— begin DATA LISTING —

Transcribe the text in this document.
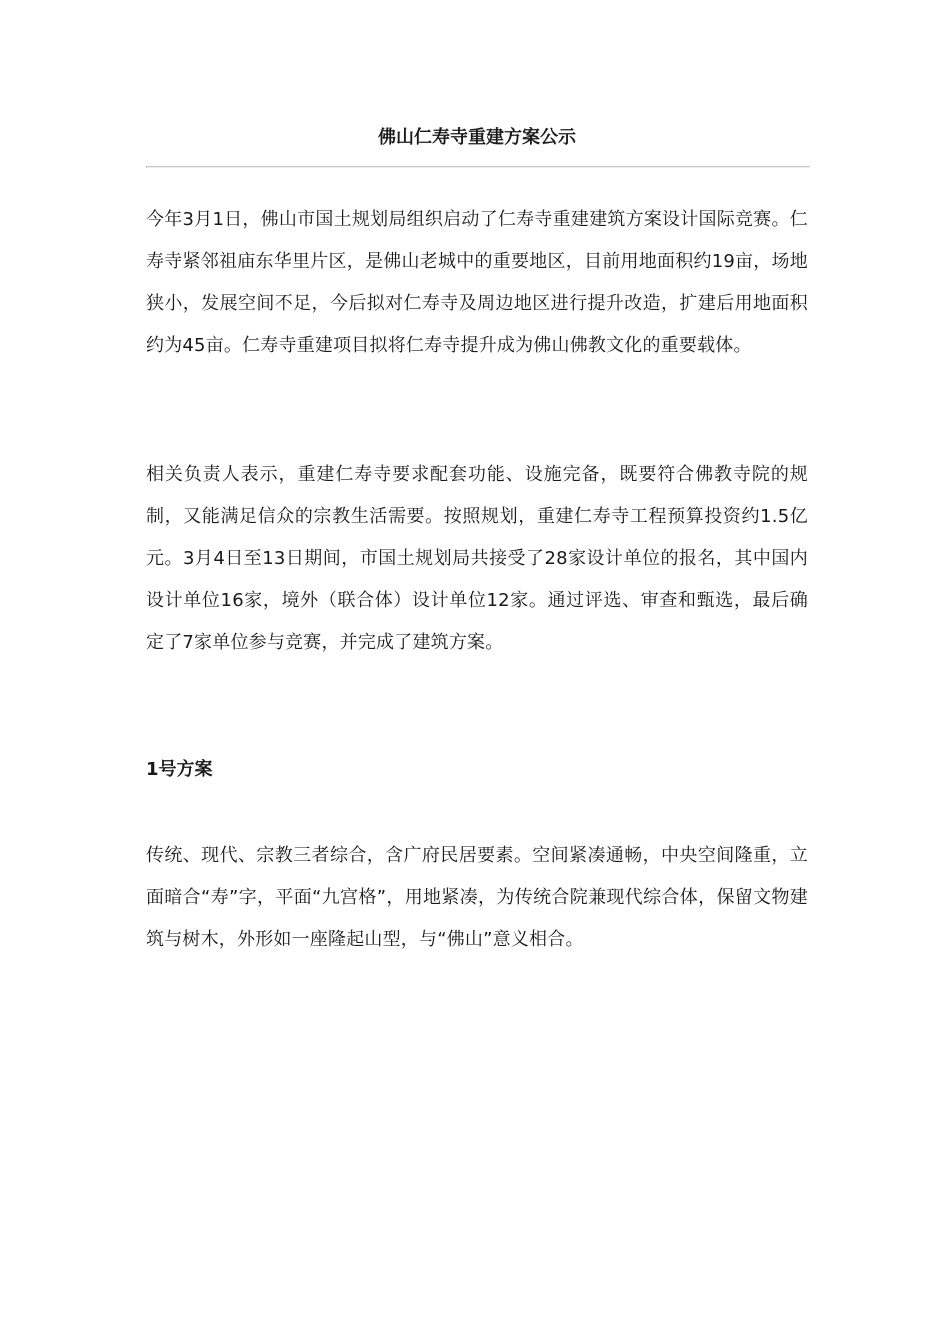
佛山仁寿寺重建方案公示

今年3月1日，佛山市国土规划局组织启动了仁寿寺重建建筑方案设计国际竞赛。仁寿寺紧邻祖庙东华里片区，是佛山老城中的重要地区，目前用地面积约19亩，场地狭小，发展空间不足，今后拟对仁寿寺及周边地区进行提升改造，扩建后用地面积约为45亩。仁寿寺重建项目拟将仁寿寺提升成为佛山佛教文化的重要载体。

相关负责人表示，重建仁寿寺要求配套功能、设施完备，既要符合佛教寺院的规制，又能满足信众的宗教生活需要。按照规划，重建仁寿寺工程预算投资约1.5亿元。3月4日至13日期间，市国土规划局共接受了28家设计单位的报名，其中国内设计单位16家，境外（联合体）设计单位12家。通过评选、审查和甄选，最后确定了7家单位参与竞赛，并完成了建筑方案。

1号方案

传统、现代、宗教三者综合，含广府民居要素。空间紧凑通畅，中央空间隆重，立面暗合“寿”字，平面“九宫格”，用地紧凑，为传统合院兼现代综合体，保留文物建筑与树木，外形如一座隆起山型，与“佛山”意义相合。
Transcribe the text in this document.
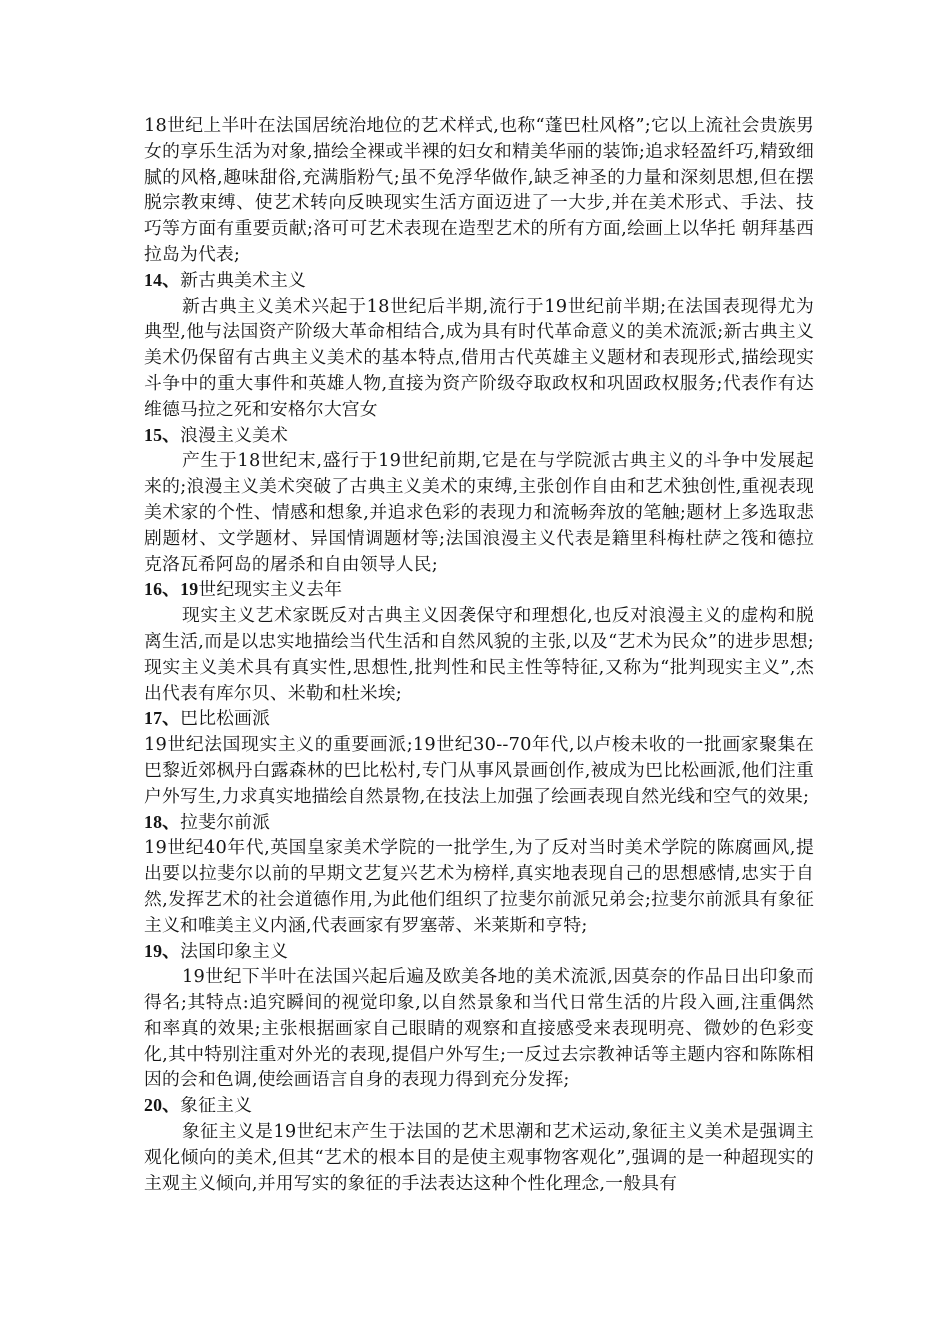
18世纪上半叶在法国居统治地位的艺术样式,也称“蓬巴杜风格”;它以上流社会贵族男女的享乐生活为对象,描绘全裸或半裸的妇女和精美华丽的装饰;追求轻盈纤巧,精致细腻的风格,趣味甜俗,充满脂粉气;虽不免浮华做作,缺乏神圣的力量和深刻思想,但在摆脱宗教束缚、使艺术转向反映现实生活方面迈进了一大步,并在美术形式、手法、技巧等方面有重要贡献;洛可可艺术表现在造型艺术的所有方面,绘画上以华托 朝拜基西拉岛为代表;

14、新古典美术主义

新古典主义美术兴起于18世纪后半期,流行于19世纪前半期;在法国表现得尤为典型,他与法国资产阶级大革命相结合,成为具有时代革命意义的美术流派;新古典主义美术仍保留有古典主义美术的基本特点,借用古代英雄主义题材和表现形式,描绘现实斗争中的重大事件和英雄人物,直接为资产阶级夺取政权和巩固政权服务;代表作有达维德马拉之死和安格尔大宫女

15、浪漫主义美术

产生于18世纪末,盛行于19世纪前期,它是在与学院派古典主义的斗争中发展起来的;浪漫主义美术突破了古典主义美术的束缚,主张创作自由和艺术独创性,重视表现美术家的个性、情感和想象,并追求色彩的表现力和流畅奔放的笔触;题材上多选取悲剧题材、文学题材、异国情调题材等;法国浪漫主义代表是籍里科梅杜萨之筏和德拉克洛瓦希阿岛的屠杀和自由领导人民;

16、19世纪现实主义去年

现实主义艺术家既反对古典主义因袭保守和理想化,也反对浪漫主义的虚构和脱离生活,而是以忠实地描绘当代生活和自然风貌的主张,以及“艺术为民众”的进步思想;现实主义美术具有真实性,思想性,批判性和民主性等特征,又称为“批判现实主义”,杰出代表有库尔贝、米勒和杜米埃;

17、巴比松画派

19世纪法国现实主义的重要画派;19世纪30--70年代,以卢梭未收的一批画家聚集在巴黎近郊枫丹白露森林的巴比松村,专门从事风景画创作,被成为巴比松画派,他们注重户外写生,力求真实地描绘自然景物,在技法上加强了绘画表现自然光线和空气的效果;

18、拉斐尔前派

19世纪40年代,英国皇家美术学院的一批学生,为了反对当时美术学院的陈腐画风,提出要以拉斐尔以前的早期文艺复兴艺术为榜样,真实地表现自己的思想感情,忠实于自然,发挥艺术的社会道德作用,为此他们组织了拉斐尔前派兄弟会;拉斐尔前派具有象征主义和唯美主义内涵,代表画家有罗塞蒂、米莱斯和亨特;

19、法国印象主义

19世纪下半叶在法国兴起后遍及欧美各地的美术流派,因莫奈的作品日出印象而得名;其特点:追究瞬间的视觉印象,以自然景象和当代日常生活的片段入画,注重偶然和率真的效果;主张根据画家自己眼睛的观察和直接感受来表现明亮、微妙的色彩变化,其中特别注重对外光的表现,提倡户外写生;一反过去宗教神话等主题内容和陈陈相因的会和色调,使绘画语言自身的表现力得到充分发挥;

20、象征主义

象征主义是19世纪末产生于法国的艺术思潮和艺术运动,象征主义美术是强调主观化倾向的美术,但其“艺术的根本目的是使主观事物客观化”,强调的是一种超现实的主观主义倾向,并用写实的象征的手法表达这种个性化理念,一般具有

— end DATA LISTING —

* PROBLEM STATEMENT:
Output, exactly, all the records above; include no pictures.

* SOLUTION FOR THIS TASK:
Transcribe the text in this document.
佛山仁寿寺重建方案公示

今年3月1日，佛山市国土规划局组织启动了仁寿寺重建建筑方案设计国际竞赛。仁寿寺紧邻祖庙东华里片区，是佛山老城中的重要地区，目前用地面积约19亩，场地狭小，发展空间不足，今后拟对仁寿寺及周边地区进行提升改造，扩建后用地面积约为45亩。仁寿寺重建项目拟将仁寿寺提升成为佛山佛教文化的重要载体。

相关负责人表示，重建仁寿寺要求配套功能、设施完备，既要符合佛教寺院的规制，又能满足信众的宗教生活需要。按照规划，重建仁寿寺工程预算投资约1.5亿元。3月4日至13日期间，市国土规划局共接受了28家设计单位的报名，其中国内设计单位16家，境外（联合体）设计单位12家。通过评选、审查和甄选，最后确定了7家单位参与竞赛，并完成了建筑方案。

1号方案

传统、现代、宗教三者综合，含广府民居要素。空间紧凑通畅，中央空间隆重，立面暗合“寿”字，平面“九宫格”，用地紧凑，为传统合院兼现代综合体，保留文物建筑与树木，外形如一座隆起山型，与“佛山”意义相合。
Transcribe the text in this document.
18世纪上半叶在法国居统治地位的艺术样式,也称“蓬巴杜风格”;它以上流社会贵族男女的享乐生活为对象,描绘全裸或半裸的妇女和精美华丽的装饰;追求轻盈纤巧,精致细腻的风格,趣味甜俗,充满脂粉气;虽不免浮华做作,缺乏神圣的力量和深刻思想,但在摆脱宗教束缚、使艺术转向反映现实生活方面迈进了一大步,并在美术形式、手法、技巧等方面有重要贡献;洛可可艺术表现在造型艺术的所有方面,绘画上以华托 朝拜基西拉岛为代表;

14、新古典美术主义

新古典主义美术兴起于18世纪后半期,流行于19世纪前半期;在法国表现得尤为典型,他与法国资产阶级大革命相结合,成为具有时代革命意义的美术流派;新古典主义美术仍保留有古典主义美术的基本特点,借用古代英雄主义题材和表现形式,描绘现实斗争中的重大事件和英雄人物,直接为资产阶级夺取政权和巩固政权服务;代表作有达维德马拉之死和安格尔大宫女

15、浪漫主义美术

产生于18世纪末,盛行于19世纪前期,它是在与学院派古典主义的斗争中发展起来的;浪漫主义美术突破了古典主义美术的束缚,主张创作自由和艺术独创性,重视表现美术家的个性、情感和想象,并追求色彩的表现力和流畅奔放的笔触;题材上多选取悲剧题材、文学题材、异国情调题材等;法国浪漫主义代表是籍里科梅杜萨之筏和德拉克洛瓦希阿岛的屠杀和自由领导人民;

16、19世纪现实主义去年

现实主义艺术家既反对古典主义因袭保守和理想化,也反对浪漫主义的虚构和脱离生活,而是以忠实地描绘当代生活和自然风貌的主张,以及“艺术为民众”的进步思想;现实主义美术具有真实性,思想性,批判性和民主性等特征,又称为“批判现实主义”,杰出代表有库尔贝、米勒和杜米埃;

17、巴比松画派

19世纪法国现实主义的重要画派;19世纪30--70年代,以卢梭未收的一批画家聚集在巴黎近郊枫丹白露森林的巴比松村,专门从事风景画创作,被成为巴比松画派,他们注重户外写生,力求真实地描绘自然景物,在技法上加强了绘画表现自然光线和空气的效果;

18、拉斐尔前派

19世纪40年代,英国皇家美术学院的一批学生,为了反对当时美术学院的陈腐画风,提出要以拉斐尔以前的早期文艺复兴艺术为榜样,真实地表现自己的思想感情,忠实于自然,发挥艺术的社会道德作用,为此他们组织了拉斐尔前派兄弟会;拉斐尔前派具有象征主义和唯美主义内涵,代表画家有罗塞蒂、米莱斯和亨特;

19、法国印象主义

19世纪下半叶在法国兴起后遍及欧美各地的美术流派,因莫奈的作品日出印象而得名;其特点:追究瞬间的视觉印象,以自然景象和当代日常生活的片段入画,注重偶然和率真的效果;主张根据画家自己眼睛的观察和直接感受来表现明亮、微妙的色彩变化,其中特别注重对外光的表现,提倡户外写生;一反过去宗教神话等主题内容和陈陈相因的会和色调,使绘画语言自身的表现力得到充分发挥;

20、象征主义

象征主义是19世纪末产生于法国的艺术思潮和艺术运动,象征主义美术是强调主观化倾向的美术,但其“艺术的根本目的是使主观事物客观化”,强调的是一种超现实的主观主义倾向,并用写实的象征的手法表达这种个性化理念,一般具有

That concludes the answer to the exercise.